>> start Record excerpts
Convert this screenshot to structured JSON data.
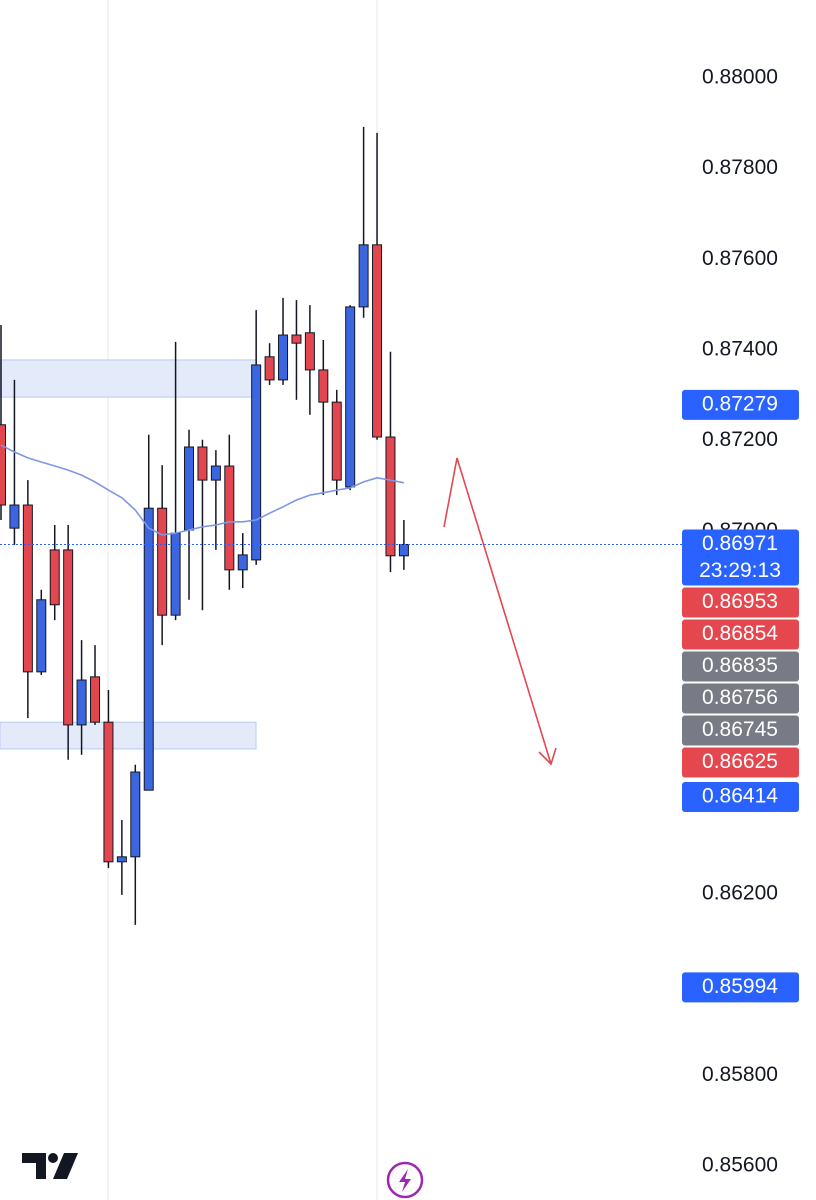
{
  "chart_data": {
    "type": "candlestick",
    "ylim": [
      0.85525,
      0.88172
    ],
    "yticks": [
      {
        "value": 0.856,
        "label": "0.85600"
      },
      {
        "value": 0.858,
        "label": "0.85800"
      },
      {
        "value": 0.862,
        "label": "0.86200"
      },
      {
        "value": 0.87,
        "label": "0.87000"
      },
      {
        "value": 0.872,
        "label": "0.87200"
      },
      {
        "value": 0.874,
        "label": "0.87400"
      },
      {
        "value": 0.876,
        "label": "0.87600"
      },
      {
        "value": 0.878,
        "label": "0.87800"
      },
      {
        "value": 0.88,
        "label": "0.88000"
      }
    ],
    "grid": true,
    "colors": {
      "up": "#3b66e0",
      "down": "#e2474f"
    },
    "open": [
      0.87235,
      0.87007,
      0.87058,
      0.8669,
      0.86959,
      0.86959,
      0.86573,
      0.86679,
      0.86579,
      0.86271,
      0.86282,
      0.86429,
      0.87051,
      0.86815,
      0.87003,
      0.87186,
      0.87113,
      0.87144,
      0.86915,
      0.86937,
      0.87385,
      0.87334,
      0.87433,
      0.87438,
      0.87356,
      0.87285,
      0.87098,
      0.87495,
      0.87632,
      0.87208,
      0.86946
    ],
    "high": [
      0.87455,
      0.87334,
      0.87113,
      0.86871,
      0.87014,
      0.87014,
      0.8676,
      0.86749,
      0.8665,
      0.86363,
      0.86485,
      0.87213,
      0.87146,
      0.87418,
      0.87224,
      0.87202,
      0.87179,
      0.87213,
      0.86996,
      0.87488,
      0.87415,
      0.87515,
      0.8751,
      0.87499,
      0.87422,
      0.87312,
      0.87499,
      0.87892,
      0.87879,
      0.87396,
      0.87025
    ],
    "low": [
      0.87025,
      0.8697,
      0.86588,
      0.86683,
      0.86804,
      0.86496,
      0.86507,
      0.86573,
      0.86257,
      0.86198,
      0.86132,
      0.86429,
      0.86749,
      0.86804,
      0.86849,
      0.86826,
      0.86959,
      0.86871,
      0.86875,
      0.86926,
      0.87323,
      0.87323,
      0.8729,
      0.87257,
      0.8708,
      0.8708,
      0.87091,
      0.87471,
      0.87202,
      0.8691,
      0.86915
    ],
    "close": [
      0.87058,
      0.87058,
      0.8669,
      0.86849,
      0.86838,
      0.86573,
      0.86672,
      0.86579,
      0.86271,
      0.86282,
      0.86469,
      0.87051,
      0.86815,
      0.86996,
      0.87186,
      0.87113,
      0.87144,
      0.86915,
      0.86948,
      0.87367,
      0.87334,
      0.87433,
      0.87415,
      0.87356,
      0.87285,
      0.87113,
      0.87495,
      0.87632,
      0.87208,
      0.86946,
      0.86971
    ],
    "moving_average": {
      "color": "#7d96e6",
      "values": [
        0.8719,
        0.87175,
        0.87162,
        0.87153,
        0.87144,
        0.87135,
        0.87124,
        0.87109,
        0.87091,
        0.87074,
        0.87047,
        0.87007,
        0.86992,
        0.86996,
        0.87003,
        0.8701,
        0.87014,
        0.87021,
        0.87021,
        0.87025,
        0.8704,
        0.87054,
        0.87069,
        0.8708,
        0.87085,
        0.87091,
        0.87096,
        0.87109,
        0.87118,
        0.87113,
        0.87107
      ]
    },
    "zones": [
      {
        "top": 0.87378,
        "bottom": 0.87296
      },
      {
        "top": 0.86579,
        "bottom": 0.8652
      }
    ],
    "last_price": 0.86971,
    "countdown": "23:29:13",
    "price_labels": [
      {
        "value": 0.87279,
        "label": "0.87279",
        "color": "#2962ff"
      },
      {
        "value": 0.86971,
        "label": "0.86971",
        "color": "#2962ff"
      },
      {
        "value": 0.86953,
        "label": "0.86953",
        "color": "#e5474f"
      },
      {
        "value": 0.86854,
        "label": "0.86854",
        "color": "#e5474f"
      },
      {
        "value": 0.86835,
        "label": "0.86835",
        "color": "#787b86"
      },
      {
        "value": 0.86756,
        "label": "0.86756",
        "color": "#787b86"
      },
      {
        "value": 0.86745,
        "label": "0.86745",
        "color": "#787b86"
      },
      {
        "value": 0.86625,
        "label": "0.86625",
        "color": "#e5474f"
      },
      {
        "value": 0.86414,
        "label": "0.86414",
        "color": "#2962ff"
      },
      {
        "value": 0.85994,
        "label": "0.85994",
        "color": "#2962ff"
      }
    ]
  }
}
>> end Record excerpts
>> start Record excerpts
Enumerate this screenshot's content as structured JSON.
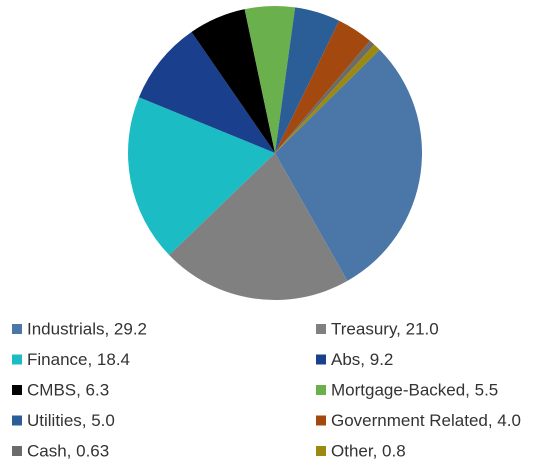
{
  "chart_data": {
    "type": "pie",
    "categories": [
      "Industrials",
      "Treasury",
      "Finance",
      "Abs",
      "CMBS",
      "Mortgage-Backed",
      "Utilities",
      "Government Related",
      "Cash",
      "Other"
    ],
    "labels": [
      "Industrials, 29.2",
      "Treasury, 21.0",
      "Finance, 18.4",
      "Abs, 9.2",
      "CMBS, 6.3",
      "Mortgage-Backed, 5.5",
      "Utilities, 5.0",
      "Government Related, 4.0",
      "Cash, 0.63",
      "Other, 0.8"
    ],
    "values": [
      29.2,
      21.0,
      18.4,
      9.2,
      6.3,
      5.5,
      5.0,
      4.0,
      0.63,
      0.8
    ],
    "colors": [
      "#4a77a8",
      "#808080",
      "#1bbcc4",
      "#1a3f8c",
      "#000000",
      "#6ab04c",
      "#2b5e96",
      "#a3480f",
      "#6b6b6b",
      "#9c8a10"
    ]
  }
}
>> end Record excerpts
◆ Requirements
Each line that holds the word "Backed" is to be copied.

◆ Solution
      "Mortgage-Backed",
      "Mortgage-Backed, 5.5",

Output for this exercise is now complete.